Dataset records

---

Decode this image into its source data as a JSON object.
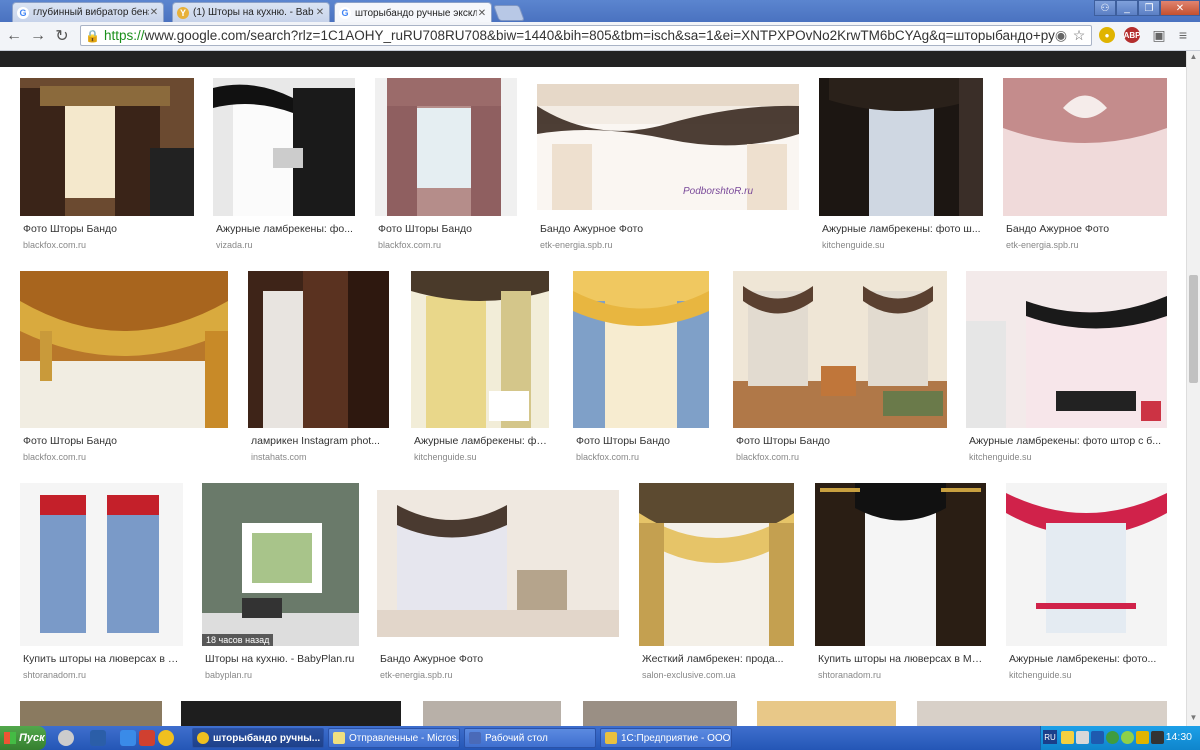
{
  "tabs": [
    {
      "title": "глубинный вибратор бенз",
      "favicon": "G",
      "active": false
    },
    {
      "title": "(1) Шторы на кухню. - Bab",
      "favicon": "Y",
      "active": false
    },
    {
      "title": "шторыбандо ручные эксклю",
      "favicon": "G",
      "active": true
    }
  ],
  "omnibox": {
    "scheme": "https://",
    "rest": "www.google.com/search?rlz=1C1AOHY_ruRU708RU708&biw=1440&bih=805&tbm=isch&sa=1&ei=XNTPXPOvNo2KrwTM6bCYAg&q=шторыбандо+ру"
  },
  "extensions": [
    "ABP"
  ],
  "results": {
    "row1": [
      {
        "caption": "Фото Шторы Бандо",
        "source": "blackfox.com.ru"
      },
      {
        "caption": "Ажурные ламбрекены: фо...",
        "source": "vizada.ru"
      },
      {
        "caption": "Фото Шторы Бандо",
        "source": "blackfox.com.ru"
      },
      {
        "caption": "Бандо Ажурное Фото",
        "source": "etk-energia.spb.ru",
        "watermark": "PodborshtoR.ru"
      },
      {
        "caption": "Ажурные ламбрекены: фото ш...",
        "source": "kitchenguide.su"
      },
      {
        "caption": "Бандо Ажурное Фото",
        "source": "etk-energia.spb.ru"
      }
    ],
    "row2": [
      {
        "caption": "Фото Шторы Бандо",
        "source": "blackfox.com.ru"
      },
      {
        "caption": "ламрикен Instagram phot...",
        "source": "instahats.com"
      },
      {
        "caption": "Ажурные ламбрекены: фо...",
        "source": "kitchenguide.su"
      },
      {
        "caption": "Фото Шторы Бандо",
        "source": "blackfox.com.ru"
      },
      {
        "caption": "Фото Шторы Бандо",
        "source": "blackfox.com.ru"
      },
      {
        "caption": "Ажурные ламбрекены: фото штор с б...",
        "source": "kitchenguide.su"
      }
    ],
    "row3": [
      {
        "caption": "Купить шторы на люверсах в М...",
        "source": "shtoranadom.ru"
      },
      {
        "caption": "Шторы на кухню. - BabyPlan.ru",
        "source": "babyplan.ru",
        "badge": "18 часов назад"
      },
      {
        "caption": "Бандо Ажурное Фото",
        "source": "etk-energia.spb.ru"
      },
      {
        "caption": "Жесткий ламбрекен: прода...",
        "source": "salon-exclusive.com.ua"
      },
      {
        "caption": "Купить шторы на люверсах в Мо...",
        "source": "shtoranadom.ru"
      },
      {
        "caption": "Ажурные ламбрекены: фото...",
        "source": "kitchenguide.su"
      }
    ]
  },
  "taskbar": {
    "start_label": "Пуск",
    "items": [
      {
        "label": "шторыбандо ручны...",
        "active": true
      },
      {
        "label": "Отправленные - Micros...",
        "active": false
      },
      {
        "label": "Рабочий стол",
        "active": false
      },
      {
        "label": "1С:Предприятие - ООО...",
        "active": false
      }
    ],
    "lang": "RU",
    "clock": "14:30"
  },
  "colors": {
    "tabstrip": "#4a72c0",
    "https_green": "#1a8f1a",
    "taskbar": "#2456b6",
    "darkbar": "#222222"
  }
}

---

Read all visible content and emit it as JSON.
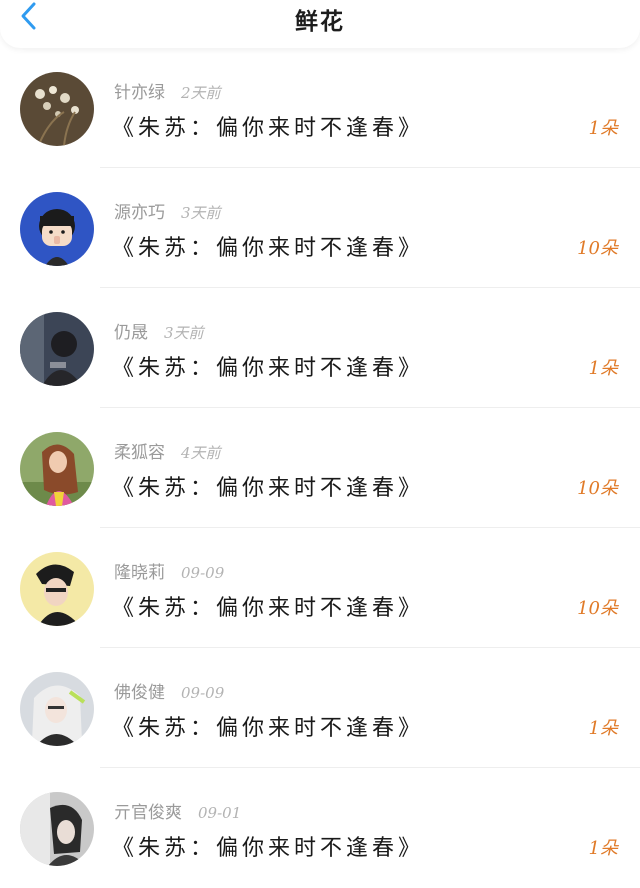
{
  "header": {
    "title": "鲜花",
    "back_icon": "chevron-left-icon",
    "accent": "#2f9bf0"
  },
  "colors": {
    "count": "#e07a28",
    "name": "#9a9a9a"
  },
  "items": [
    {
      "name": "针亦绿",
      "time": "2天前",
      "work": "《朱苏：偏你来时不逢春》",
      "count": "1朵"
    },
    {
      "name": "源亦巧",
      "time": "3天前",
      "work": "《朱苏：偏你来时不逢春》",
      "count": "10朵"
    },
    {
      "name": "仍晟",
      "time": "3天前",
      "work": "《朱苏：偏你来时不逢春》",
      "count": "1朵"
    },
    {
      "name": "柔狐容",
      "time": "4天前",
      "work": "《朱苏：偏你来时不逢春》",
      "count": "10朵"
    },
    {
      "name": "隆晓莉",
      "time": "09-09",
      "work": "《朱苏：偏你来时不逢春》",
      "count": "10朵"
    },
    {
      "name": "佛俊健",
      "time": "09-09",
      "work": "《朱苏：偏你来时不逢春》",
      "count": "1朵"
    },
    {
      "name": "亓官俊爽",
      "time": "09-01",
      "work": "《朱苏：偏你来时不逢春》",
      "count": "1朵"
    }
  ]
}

---

**Objective:** Copy the lines from the entries above in which the word "name" appears.

**Response:**
    "name": "#9a9a9a"
      "name": "针亦绿",
      "name": "源亦巧",
      "name": "仍晟",
      "name": "柔狐容",
      "name": "隆晓莉",
      "name": "佛俊健",
      "name": "亓官俊爽",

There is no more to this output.